* **Direction**:
Please output the lines shown below exactly as they appear.

(Stored data)
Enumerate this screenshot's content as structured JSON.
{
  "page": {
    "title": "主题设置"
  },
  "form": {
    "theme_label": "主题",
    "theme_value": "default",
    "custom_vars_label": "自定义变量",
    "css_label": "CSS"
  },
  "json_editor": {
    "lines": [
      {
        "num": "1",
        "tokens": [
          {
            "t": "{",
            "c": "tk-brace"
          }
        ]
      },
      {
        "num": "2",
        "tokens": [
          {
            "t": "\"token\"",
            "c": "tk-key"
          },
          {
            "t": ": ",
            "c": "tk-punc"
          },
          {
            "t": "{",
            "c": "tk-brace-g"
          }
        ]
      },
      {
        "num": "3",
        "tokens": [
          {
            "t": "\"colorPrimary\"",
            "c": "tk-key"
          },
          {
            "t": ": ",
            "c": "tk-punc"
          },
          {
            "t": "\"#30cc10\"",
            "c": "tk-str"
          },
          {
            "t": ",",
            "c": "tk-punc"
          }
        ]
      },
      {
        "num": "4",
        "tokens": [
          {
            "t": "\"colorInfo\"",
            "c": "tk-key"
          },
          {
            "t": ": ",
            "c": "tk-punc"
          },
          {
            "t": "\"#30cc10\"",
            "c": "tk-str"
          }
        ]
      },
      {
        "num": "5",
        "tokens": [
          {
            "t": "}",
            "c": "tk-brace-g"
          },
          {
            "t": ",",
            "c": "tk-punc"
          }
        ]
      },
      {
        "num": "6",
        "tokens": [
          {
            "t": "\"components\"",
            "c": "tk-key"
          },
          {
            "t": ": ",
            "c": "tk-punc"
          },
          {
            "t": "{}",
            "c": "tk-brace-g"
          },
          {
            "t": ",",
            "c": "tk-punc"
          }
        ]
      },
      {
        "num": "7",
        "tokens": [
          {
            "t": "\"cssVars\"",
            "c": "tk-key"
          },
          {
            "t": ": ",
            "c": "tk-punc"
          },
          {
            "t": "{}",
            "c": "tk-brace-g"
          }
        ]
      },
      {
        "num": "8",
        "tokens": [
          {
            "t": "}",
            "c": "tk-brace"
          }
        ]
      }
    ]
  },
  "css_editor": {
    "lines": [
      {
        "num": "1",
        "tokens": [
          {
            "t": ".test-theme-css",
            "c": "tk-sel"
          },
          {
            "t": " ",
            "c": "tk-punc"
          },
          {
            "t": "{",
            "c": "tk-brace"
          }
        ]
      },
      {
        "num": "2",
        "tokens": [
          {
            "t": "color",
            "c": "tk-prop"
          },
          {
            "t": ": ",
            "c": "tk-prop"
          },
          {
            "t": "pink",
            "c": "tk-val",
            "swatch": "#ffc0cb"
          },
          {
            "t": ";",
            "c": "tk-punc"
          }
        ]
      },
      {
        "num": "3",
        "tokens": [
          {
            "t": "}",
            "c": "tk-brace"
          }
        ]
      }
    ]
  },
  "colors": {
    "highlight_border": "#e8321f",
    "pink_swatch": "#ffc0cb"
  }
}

* **Finished answer**:
Enumerate this screenshot's content as structured JSON.
{
  "page": {
    "title": "主题设置"
  },
  "form": {
    "theme_label": "主题",
    "theme_value": "default",
    "custom_vars_label": "自定义变量",
    "css_label": "CSS"
  },
  "json_editor": {
    "lines": [
      {
        "num": "1",
        "tokens": [
          {
            "t": "{",
            "c": "tk-brace"
          }
        ]
      },
      {
        "num": "2",
        "tokens": [
          {
            "t": "\"token\"",
            "c": "tk-key"
          },
          {
            "t": ": ",
            "c": "tk-punc"
          },
          {
            "t": "{",
            "c": "tk-brace-g"
          }
        ]
      },
      {
        "num": "3",
        "tokens": [
          {
            "t": "\"colorPrimary\"",
            "c": "tk-key"
          },
          {
            "t": ": ",
            "c": "tk-punc"
          },
          {
            "t": "\"#30cc10\"",
            "c": "tk-str"
          },
          {
            "t": ",",
            "c": "tk-punc"
          }
        ]
      },
      {
        "num": "4",
        "tokens": [
          {
            "t": "\"colorInfo\"",
            "c": "tk-key"
          },
          {
            "t": ": ",
            "c": "tk-punc"
          },
          {
            "t": "\"#30cc10\"",
            "c": "tk-str"
          }
        ]
      },
      {
        "num": "5",
        "tokens": [
          {
            "t": "}",
            "c": "tk-brace-g"
          },
          {
            "t": ",",
            "c": "tk-punc"
          }
        ]
      },
      {
        "num": "6",
        "tokens": [
          {
            "t": "\"components\"",
            "c": "tk-key"
          },
          {
            "t": ": ",
            "c": "tk-punc"
          },
          {
            "t": "{}",
            "c": "tk-brace-g"
          },
          {
            "t": ",",
            "c": "tk-punc"
          }
        ]
      },
      {
        "num": "7",
        "tokens": [
          {
            "t": "\"cssVars\"",
            "c": "tk-key"
          },
          {
            "t": ": ",
            "c": "tk-punc"
          },
          {
            "t": "{}",
            "c": "tk-brace-g"
          }
        ]
      },
      {
        "num": "8",
        "tokens": [
          {
            "t": "}",
            "c": "tk-brace"
          }
        ]
      }
    ]
  },
  "css_editor": {
    "lines": [
      {
        "num": "1",
        "tokens": [
          {
            "t": ".test-theme-css",
            "c": "tk-sel"
          },
          {
            "t": " ",
            "c": "tk-punc"
          },
          {
            "t": "{",
            "c": "tk-brace"
          }
        ]
      },
      {
        "num": "2",
        "tokens": [
          {
            "t": "color",
            "c": "tk-prop"
          },
          {
            "t": ": ",
            "c": "tk-prop"
          },
          {
            "t": "pink",
            "c": "tk-val",
            "swatch": "#ffc0cb"
          },
          {
            "t": ";",
            "c": "tk-punc"
          }
        ]
      },
      {
        "num": "3",
        "tokens": [
          {
            "t": "}",
            "c": "tk-brace"
          }
        ]
      }
    ]
  },
  "colors": {
    "highlight_border": "#e8321f",
    "pink_swatch": "#ffc0cb"
  }
}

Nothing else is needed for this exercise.